- _PROBLEM STATEMENT_
Everything in the data should be repeated exactly, save for the images.

- _DATA SHOWN_
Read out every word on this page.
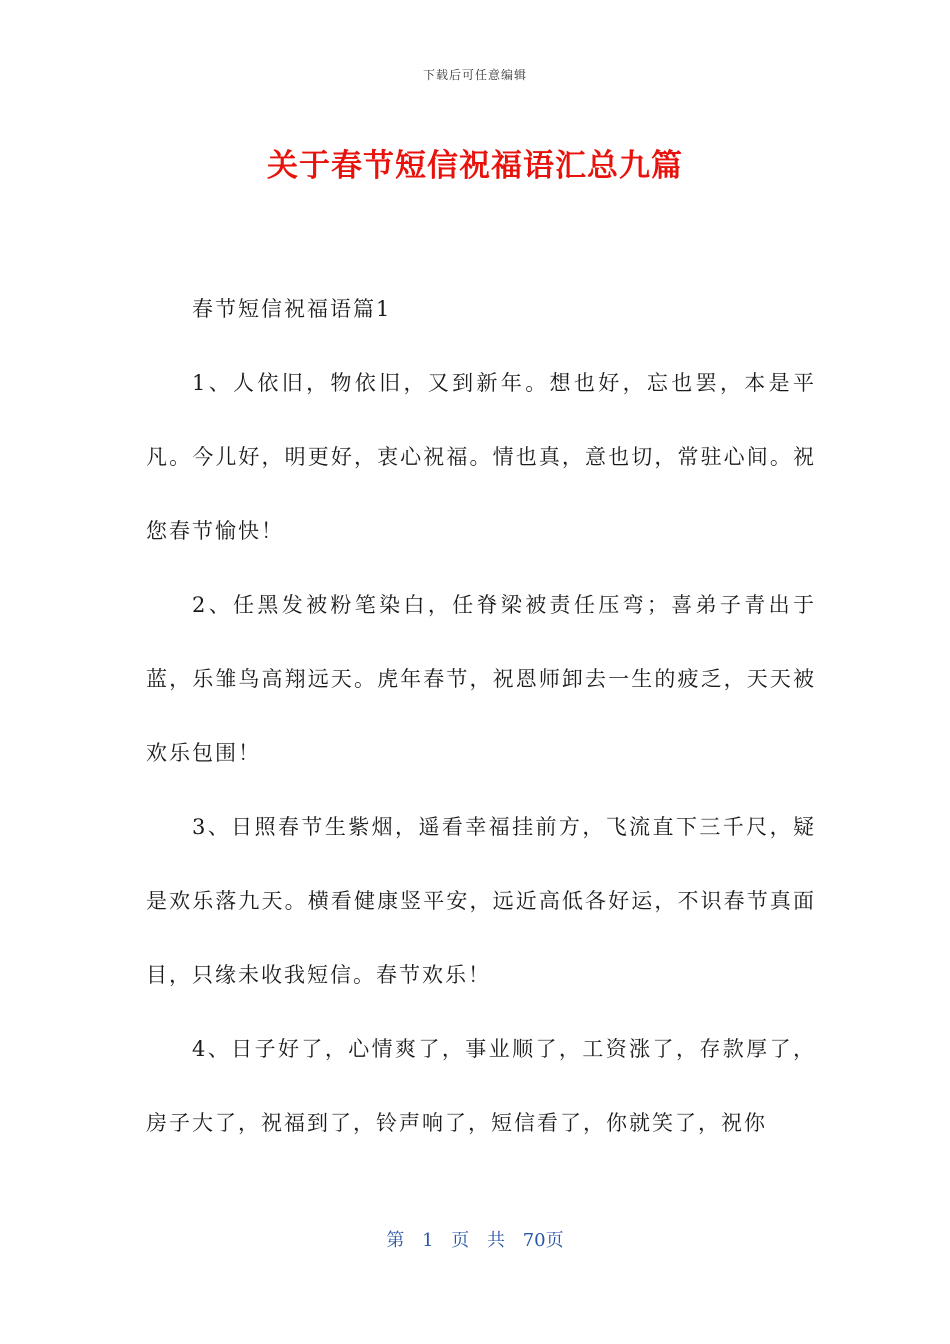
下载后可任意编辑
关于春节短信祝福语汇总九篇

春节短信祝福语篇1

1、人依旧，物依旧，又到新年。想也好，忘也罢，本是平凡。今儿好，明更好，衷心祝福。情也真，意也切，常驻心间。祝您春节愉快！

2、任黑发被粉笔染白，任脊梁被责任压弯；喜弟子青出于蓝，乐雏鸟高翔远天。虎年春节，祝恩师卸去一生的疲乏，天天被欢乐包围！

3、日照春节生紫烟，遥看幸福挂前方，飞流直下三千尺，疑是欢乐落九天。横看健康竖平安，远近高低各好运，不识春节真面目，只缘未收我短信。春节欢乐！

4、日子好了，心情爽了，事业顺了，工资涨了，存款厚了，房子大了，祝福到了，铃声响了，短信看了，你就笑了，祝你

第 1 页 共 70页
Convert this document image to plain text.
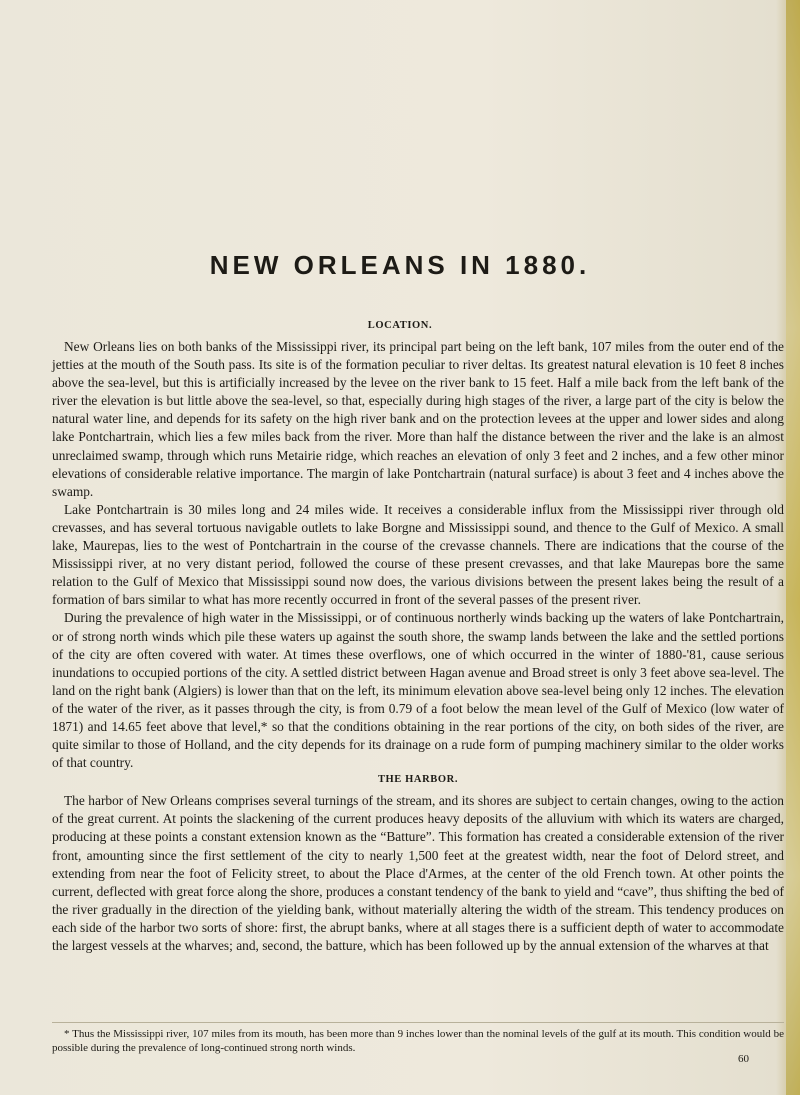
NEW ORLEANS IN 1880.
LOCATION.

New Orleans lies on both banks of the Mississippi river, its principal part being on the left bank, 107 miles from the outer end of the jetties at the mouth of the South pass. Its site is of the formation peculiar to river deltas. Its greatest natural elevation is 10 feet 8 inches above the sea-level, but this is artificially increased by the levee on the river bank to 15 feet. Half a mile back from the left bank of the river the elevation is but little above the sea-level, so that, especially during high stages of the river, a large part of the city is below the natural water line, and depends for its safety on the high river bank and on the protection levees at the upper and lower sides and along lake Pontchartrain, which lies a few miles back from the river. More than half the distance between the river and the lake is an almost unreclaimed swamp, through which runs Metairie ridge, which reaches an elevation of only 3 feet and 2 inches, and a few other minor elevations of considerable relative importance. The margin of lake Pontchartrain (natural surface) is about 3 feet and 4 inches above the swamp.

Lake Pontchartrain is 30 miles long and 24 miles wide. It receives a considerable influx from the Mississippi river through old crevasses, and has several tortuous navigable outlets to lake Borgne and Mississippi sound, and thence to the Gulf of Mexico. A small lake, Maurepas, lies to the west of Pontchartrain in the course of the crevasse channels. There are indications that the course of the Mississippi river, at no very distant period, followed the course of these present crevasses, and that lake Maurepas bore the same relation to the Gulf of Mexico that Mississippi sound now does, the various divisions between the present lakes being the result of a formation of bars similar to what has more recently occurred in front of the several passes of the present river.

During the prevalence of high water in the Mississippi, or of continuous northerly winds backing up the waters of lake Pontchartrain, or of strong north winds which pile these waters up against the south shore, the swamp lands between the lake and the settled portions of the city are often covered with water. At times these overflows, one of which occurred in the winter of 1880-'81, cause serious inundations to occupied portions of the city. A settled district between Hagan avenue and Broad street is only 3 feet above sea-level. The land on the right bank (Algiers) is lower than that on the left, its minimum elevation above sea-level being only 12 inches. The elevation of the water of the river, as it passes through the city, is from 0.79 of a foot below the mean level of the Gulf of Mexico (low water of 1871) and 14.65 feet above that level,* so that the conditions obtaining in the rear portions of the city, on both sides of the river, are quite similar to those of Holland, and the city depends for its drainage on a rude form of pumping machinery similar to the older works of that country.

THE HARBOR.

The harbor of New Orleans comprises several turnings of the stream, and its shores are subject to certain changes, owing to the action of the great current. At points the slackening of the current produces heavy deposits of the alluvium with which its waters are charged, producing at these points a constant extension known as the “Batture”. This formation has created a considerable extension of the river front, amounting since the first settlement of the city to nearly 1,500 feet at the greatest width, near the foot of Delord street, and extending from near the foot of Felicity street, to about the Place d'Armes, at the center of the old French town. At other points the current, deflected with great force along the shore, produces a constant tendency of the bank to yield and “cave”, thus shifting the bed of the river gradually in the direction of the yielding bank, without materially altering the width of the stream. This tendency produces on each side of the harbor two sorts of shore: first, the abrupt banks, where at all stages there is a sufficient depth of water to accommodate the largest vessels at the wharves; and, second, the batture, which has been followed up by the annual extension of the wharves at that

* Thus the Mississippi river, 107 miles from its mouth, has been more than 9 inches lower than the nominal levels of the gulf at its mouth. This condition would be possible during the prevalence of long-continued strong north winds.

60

- _THE REPLY_
Read out every word on this page.
下载后可任意编辑
关于春节短信祝福语汇总九篇

春节短信祝福语篇1

1、人依旧，物依旧，又到新年。想也好，忘也罢，本是平凡。今儿好，明更好，衷心祝福。情也真，意也切，常驻心间。祝您春节愉快！

2、任黑发被粉笔染白，任脊梁被责任压弯；喜弟子青出于蓝，乐雏鸟高翔远天。虎年春节，祝恩师卸去一生的疲乏，天天被欢乐包围！

3、日照春节生紫烟，遥看幸福挂前方，飞流直下三千尺，疑是欢乐落九天。横看健康竖平安，远近高低各好运，不识春节真面目，只缘未收我短信。春节欢乐！

4、日子好了，心情爽了，事业顺了，工资涨了，存款厚了，房子大了，祝福到了，铃声响了，短信看了，你就笑了，祝你

第 1 页 共 70页
Convert this document image to plain text.
NEW ORLEANS IN 1880.
LOCATION.

New Orleans lies on both banks of the Mississippi river, its principal part being on the left bank, 107 miles from the outer end of the jetties at the mouth of the South pass. Its site is of the formation peculiar to river deltas. Its greatest natural elevation is 10 feet 8 inches above the sea-level, but this is artificially increased by the levee on the river bank to 15 feet. Half a mile back from the left bank of the river the elevation is but little above the sea-level, so that, especially during high stages of the river, a large part of the city is below the natural water line, and depends for its safety on the high river bank and on the protection levees at the upper and lower sides and along lake Pontchartrain, which lies a few miles back from the river. More than half the distance between the river and the lake is an almost unreclaimed swamp, through which runs Metairie ridge, which reaches an elevation of only 3 feet and 2 inches, and a few other minor elevations of considerable relative importance. The margin of lake Pontchartrain (natural surface) is about 3 feet and 4 inches above the swamp.

Lake Pontchartrain is 30 miles long and 24 miles wide. It receives a considerable influx from the Mississippi river through old crevasses, and has several tortuous navigable outlets to lake Borgne and Mississippi sound, and thence to the Gulf of Mexico. A small lake, Maurepas, lies to the west of Pontchartrain in the course of the crevasse channels. There are indications that the course of the Mississippi river, at no very distant period, followed the course of these present crevasses, and that lake Maurepas bore the same relation to the Gulf of Mexico that Mississippi sound now does, the various divisions between the present lakes being the result of a formation of bars similar to what has more recently occurred in front of the several passes of the present river.

During the prevalence of high water in the Mississippi, or of continuous northerly winds backing up the waters of lake Pontchartrain, or of strong north winds which pile these waters up against the south shore, the swamp lands between the lake and the settled portions of the city are often covered with water. At times these overflows, one of which occurred in the winter of 1880-'81, cause serious inundations to occupied portions of the city. A settled district between Hagan avenue and Broad street is only 3 feet above sea-level. The land on the right bank (Algiers) is lower than that on the left, its minimum elevation above sea-level being only 12 inches. The elevation of the water of the river, as it passes through the city, is from 0.79 of a foot below the mean level of the Gulf of Mexico (low water of 1871) and 14.65 feet above that level,* so that the conditions obtaining in the rear portions of the city, on both sides of the river, are quite similar to those of Holland, and the city depends for its drainage on a rude form of pumping machinery similar to the older works of that country.

THE HARBOR.

The harbor of New Orleans comprises several turnings of the stream, and its shores are subject to certain changes, owing to the action of the great current. At points the slackening of the current produces heavy deposits of the alluvium with which its waters are charged, producing at these points a constant extension known as the “Batture”. This formation has created a considerable extension of the river front, amounting since the first settlement of the city to nearly 1,500 feet at the greatest width, near the foot of Delord street, and extending from near the foot of Felicity street, to about the Place d'Armes, at the center of the old French town. At other points the current, deflected with great force along the shore, produces a constant tendency of the bank to yield and “cave”, thus shifting the bed of the river gradually in the direction of the yielding bank, without materially altering the width of the stream. This tendency produces on each side of the harbor two sorts of shore: first, the abrupt banks, where at all stages there is a sufficient depth of water to accommodate the largest vessels at the wharves; and, second, the batture, which has been followed up by the annual extension of the wharves at that

* Thus the Mississippi river, 107 miles from its mouth, has been more than 9 inches lower than the nominal levels of the gulf at its mouth. This condition would be possible during the prevalence of long-continued strong north winds.

60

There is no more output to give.